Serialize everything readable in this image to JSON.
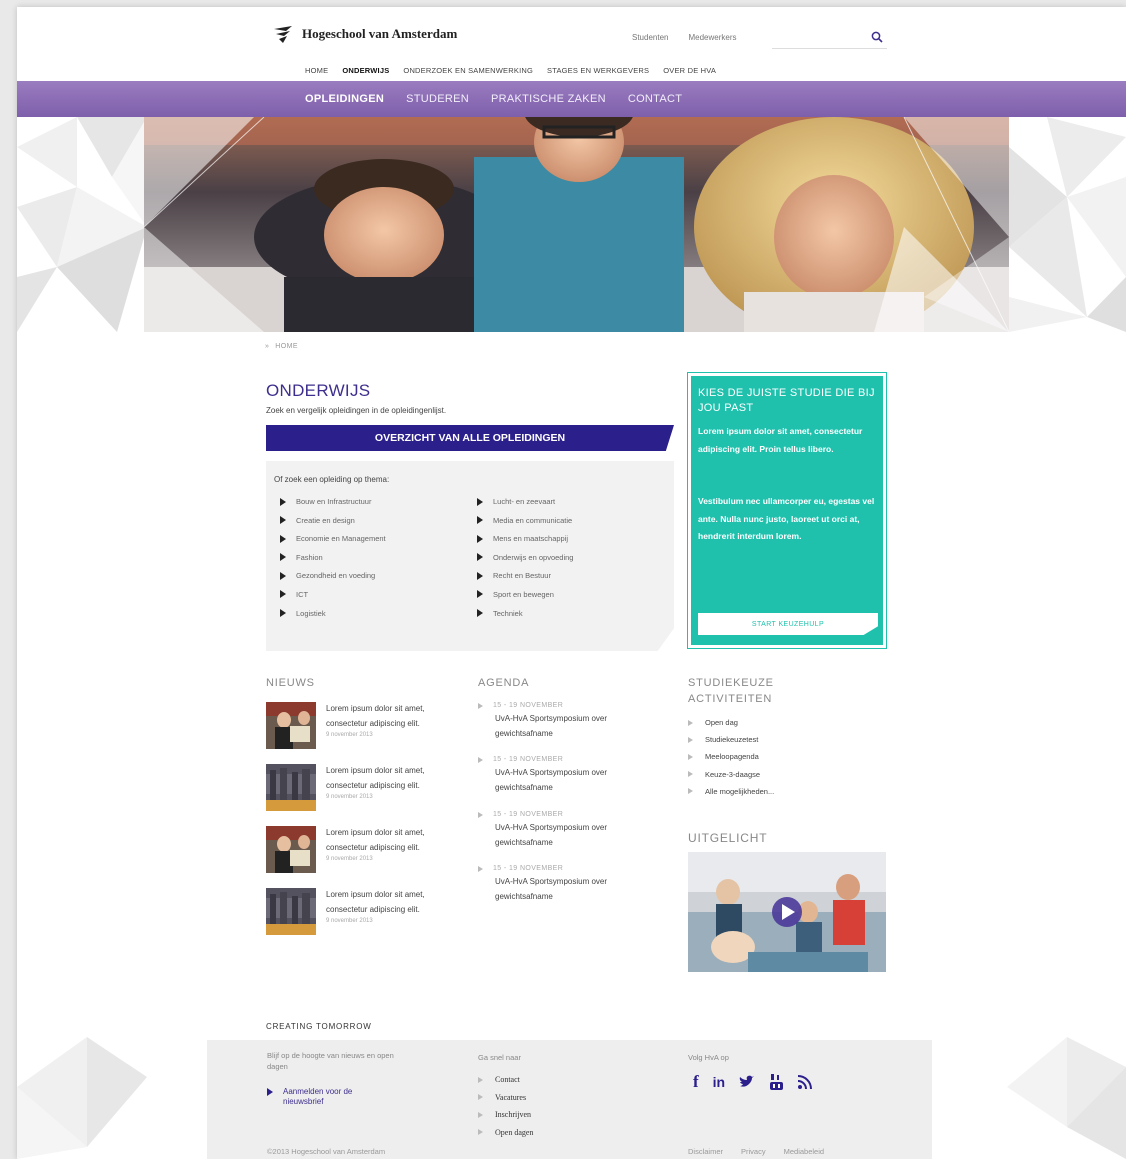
{
  "brand": {
    "name": "Hogeschool van Amsterdam",
    "accent": "#7e5fab",
    "teal": "#1fc1ad",
    "navy": "#2b1f8c"
  },
  "top_links": [
    "Studenten",
    "Medewerkers"
  ],
  "search": {
    "placeholder": "",
    "icon": "search-icon"
  },
  "main_nav": [
    "HOME",
    "ONDERWIJS",
    "ONDERZOEK EN SAMENWERKING",
    "STAGES EN WERKGEVERS",
    "OVER DE HVA"
  ],
  "main_nav_active": "ONDERWIJS",
  "sub_nav": [
    "OPLEIDINGEN",
    "STUDEREN",
    "PRAKTISCHE ZAKEN",
    "CONTACT"
  ],
  "sub_nav_active": "OPLEIDINGEN",
  "breadcrumb": {
    "separator": "»",
    "home": "HOME"
  },
  "onderwijs": {
    "title": "ONDERWIJS",
    "subtitle": "Zoek en vergelijk opleidingen in de opleidingenlijst.",
    "cta": "OVERZICHT VAN ALLE OPLEIDINGEN",
    "theme_title": "Of zoek een opleiding op thema:",
    "themes_left": [
      "Bouw en Infrastructuur",
      "Creatie en design",
      "Economie en Management",
      "Fashion",
      "Gezondheid en voeding",
      "ICT",
      "Logistiek"
    ],
    "themes_right": [
      "Lucht- en zeevaart",
      "Media en communicatie",
      "Mens en maatschappij",
      "Onderwijs en opvoeding",
      "Recht en Bestuur",
      "Sport en bewegen",
      "Techniek"
    ]
  },
  "studiekeuze_box": {
    "title": "KIES DE JUISTE STUDIE DIE BIJ JOU PAST",
    "p1": "Lorem ipsum dolor sit amet, consectetur adipiscing elit. Proin tellus libero.",
    "p2": "Vestibulum nec ullamcorper eu, egestas vel ante. Nulla nunc justo, laoreet ut orci at, hendrerit interdum lorem.",
    "button": "START KEUZEHULP"
  },
  "nieuws": {
    "heading": "NIEUWS",
    "items": [
      {
        "text": "Lorem ipsum dolor sit amet, consectetur adipiscing elit.",
        "date": "9 november 2013"
      },
      {
        "text": "Lorem ipsum dolor sit amet, consectetur adipiscing elit.",
        "date": "9 november 2013"
      },
      {
        "text": "Lorem ipsum dolor sit amet, consectetur adipiscing elit.",
        "date": "9 november 2013"
      },
      {
        "text": "Lorem ipsum dolor sit amet, consectetur adipiscing elit.",
        "date": "9 november 2013"
      }
    ]
  },
  "agenda": {
    "heading": "AGENDA",
    "items": [
      {
        "date": "15 - 19 NOVEMBER",
        "text": "UvA-HvA Sportsymposium over gewichtsafname"
      },
      {
        "date": "15 - 19 NOVEMBER",
        "text": "UvA-HvA Sportsymposium over gewichtsafname"
      },
      {
        "date": "15 - 19 NOVEMBER",
        "text": "UvA-HvA Sportsymposium over gewichtsafname"
      },
      {
        "date": "15 - 19 NOVEMBER",
        "text": "UvA-HvA Sportsymposium over gewichtsafname"
      }
    ]
  },
  "activiteiten": {
    "heading": "STUDIEKEUZE ACTIVITEITEN",
    "items": [
      "Open dag",
      "Studiekeuzetest",
      "Meeloopagenda",
      "Keuze-3-daagse",
      "Alle mogelijkheden..."
    ]
  },
  "uitgelicht": {
    "heading": "UITGELICHT",
    "icon": "play-icon"
  },
  "footer": {
    "tagline": "CREATING TOMORROW",
    "newsletter_text": "Blijf op de hoogte van nieuws en open dagen",
    "newsletter_link": "Aanmelden voor de nieuwsbrief",
    "goto_heading": "Ga snel naar",
    "goto_links": [
      "Contact",
      "Vacatures",
      "Inschrijven",
      "Open dagen"
    ],
    "follow_heading": "Volg HvA op",
    "socials": [
      "facebook-icon",
      "linkedin-icon",
      "twitter-icon",
      "youtube-icon",
      "rss-icon"
    ],
    "copyright": "©2013 Hogeschool van Amsterdam",
    "legal": [
      "Disclaimer",
      "Privacy",
      "Mediabeleid"
    ]
  }
}
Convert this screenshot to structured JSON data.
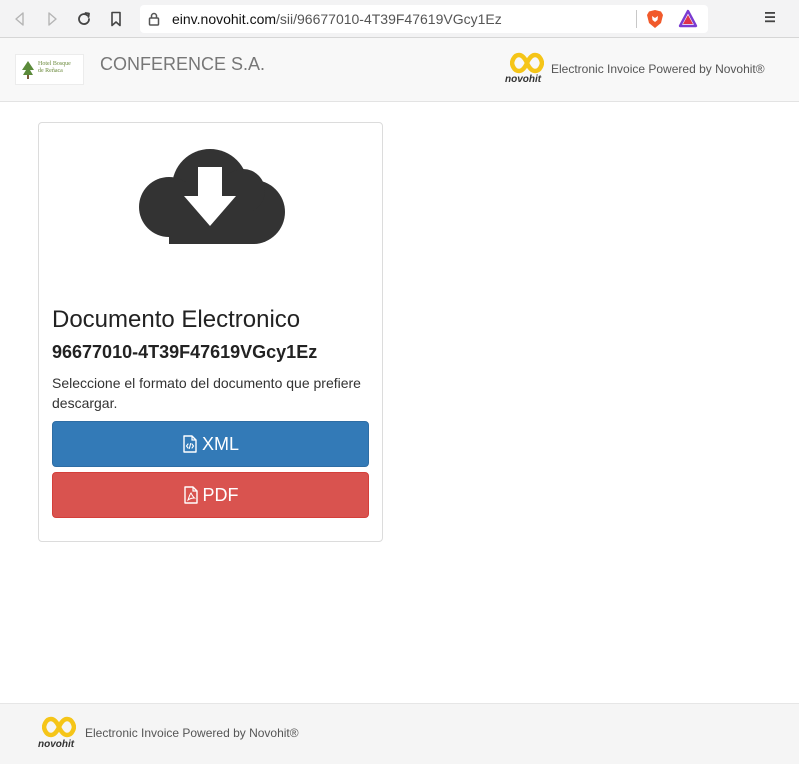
{
  "browser": {
    "url_domain": "einv.novohit.com",
    "url_path": "/sii/96677010-4T39F47619VGcy1Ez",
    "icons": [
      "back-icon",
      "forward-icon",
      "reload-icon",
      "bookmark-icon",
      "lock-icon",
      "brave-shields-icon",
      "brave-rewards-icon",
      "menu-icon"
    ]
  },
  "header": {
    "hotel_logo_text_line1": "Hotel Bosque",
    "hotel_logo_text_line2": "de Reñaca",
    "company_name": "CONFERENCE S.A.",
    "novohit_wordmark": "novohit",
    "powered_by": "Electronic Invoice Powered by Novohit®"
  },
  "card": {
    "icon": "cloud-download-icon",
    "title": "Documento Electronico",
    "document_id": "96677010-4T39F47619VGcy1Ez",
    "instructions": "Seleccione el formato del documento que prefiere descargar.",
    "xml_button_label": "XML",
    "pdf_button_label": "PDF"
  },
  "footer": {
    "novohit_wordmark": "novohit",
    "powered_by": "Electronic Invoice Powered by Novohit®"
  },
  "colors": {
    "xml_button": "#337ab7",
    "pdf_button": "#d9534f",
    "novohit_yellow": "#f5c518",
    "cloud_icon": "#333333"
  }
}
_____
### Exercise description
Each record above should be copied character for character, with pictures dropped.

### Exercise response
Serialize everything readable in this image to JSON.
{
  "brand": {
    "name": "Hogeschool van Amsterdam",
    "accent": "#7e5fab",
    "teal": "#1fc1ad",
    "navy": "#2b1f8c"
  },
  "top_links": [
    "Studenten",
    "Medewerkers"
  ],
  "search": {
    "placeholder": "",
    "icon": "search-icon"
  },
  "main_nav": [
    "HOME",
    "ONDERWIJS",
    "ONDERZOEK EN SAMENWERKING",
    "STAGES EN WERKGEVERS",
    "OVER DE HVA"
  ],
  "main_nav_active": "ONDERWIJS",
  "sub_nav": [
    "OPLEIDINGEN",
    "STUDEREN",
    "PRAKTISCHE ZAKEN",
    "CONTACT"
  ],
  "sub_nav_active": "OPLEIDINGEN",
  "breadcrumb": {
    "separator": "»",
    "home": "HOME"
  },
  "onderwijs": {
    "title": "ONDERWIJS",
    "subtitle": "Zoek en vergelijk opleidingen in de opleidingenlijst.",
    "cta": "OVERZICHT VAN ALLE OPLEIDINGEN",
    "theme_title": "Of zoek een opleiding op thema:",
    "themes_left": [
      "Bouw en Infrastructuur",
      "Creatie en design",
      "Economie en Management",
      "Fashion",
      "Gezondheid en voeding",
      "ICT",
      "Logistiek"
    ],
    "themes_right": [
      "Lucht- en zeevaart",
      "Media en communicatie",
      "Mens en maatschappij",
      "Onderwijs en opvoeding",
      "Recht en Bestuur",
      "Sport en bewegen",
      "Techniek"
    ]
  },
  "studiekeuze_box": {
    "title": "KIES DE JUISTE STUDIE DIE BIJ JOU PAST",
    "p1": "Lorem ipsum dolor sit amet, consectetur adipiscing elit. Proin tellus libero.",
    "p2": "Vestibulum nec ullamcorper eu, egestas vel ante. Nulla nunc justo, laoreet ut orci at, hendrerit interdum lorem.",
    "button": "START KEUZEHULP"
  },
  "nieuws": {
    "heading": "NIEUWS",
    "items": [
      {
        "text": "Lorem ipsum dolor sit amet, consectetur adipiscing elit.",
        "date": "9 november 2013"
      },
      {
        "text": "Lorem ipsum dolor sit amet, consectetur adipiscing elit.",
        "date": "9 november 2013"
      },
      {
        "text": "Lorem ipsum dolor sit amet, consectetur adipiscing elit.",
        "date": "9 november 2013"
      },
      {
        "text": "Lorem ipsum dolor sit amet, consectetur adipiscing elit.",
        "date": "9 november 2013"
      }
    ]
  },
  "agenda": {
    "heading": "AGENDA",
    "items": [
      {
        "date": "15 - 19 NOVEMBER",
        "text": "UvA-HvA Sportsymposium over gewichtsafname"
      },
      {
        "date": "15 - 19 NOVEMBER",
        "text": "UvA-HvA Sportsymposium over gewichtsafname"
      },
      {
        "date": "15 - 19 NOVEMBER",
        "text": "UvA-HvA Sportsymposium over gewichtsafname"
      },
      {
        "date": "15 - 19 NOVEMBER",
        "text": "UvA-HvA Sportsymposium over gewichtsafname"
      }
    ]
  },
  "activiteiten": {
    "heading": "STUDIEKEUZE ACTIVITEITEN",
    "items": [
      "Open dag",
      "Studiekeuzetest",
      "Meeloopagenda",
      "Keuze-3-daagse",
      "Alle mogelijkheden..."
    ]
  },
  "uitgelicht": {
    "heading": "UITGELICHT",
    "icon": "play-icon"
  },
  "footer": {
    "tagline": "CREATING TOMORROW",
    "newsletter_text": "Blijf op de hoogte van nieuws en open dagen",
    "newsletter_link": "Aanmelden voor de nieuwsbrief",
    "goto_heading": "Ga snel naar",
    "goto_links": [
      "Contact",
      "Vacatures",
      "Inschrijven",
      "Open dagen"
    ],
    "follow_heading": "Volg HvA op",
    "socials": [
      "facebook-icon",
      "linkedin-icon",
      "twitter-icon",
      "youtube-icon",
      "rss-icon"
    ],
    "copyright": "©2013 Hogeschool van Amsterdam",
    "legal": [
      "Disclaimer",
      "Privacy",
      "Mediabeleid"
    ]
  }
}
Convert this screenshot to structured JSON data.
{
  "browser": {
    "url_domain": "einv.novohit.com",
    "url_path": "/sii/96677010-4T39F47619VGcy1Ez",
    "icons": [
      "back-icon",
      "forward-icon",
      "reload-icon",
      "bookmark-icon",
      "lock-icon",
      "brave-shields-icon",
      "brave-rewards-icon",
      "menu-icon"
    ]
  },
  "header": {
    "hotel_logo_text_line1": "Hotel Bosque",
    "hotel_logo_text_line2": "de Reñaca",
    "company_name": "CONFERENCE S.A.",
    "novohit_wordmark": "novohit",
    "powered_by": "Electronic Invoice Powered by Novohit®"
  },
  "card": {
    "icon": "cloud-download-icon",
    "title": "Documento Electronico",
    "document_id": "96677010-4T39F47619VGcy1Ez",
    "instructions": "Seleccione el formato del documento que prefiere descargar.",
    "xml_button_label": "XML",
    "pdf_button_label": "PDF"
  },
  "footer": {
    "novohit_wordmark": "novohit",
    "powered_by": "Electronic Invoice Powered by Novohit®"
  },
  "colors": {
    "xml_button": "#337ab7",
    "pdf_button": "#d9534f",
    "novohit_yellow": "#f5c518",
    "cloud_icon": "#333333"
  }
}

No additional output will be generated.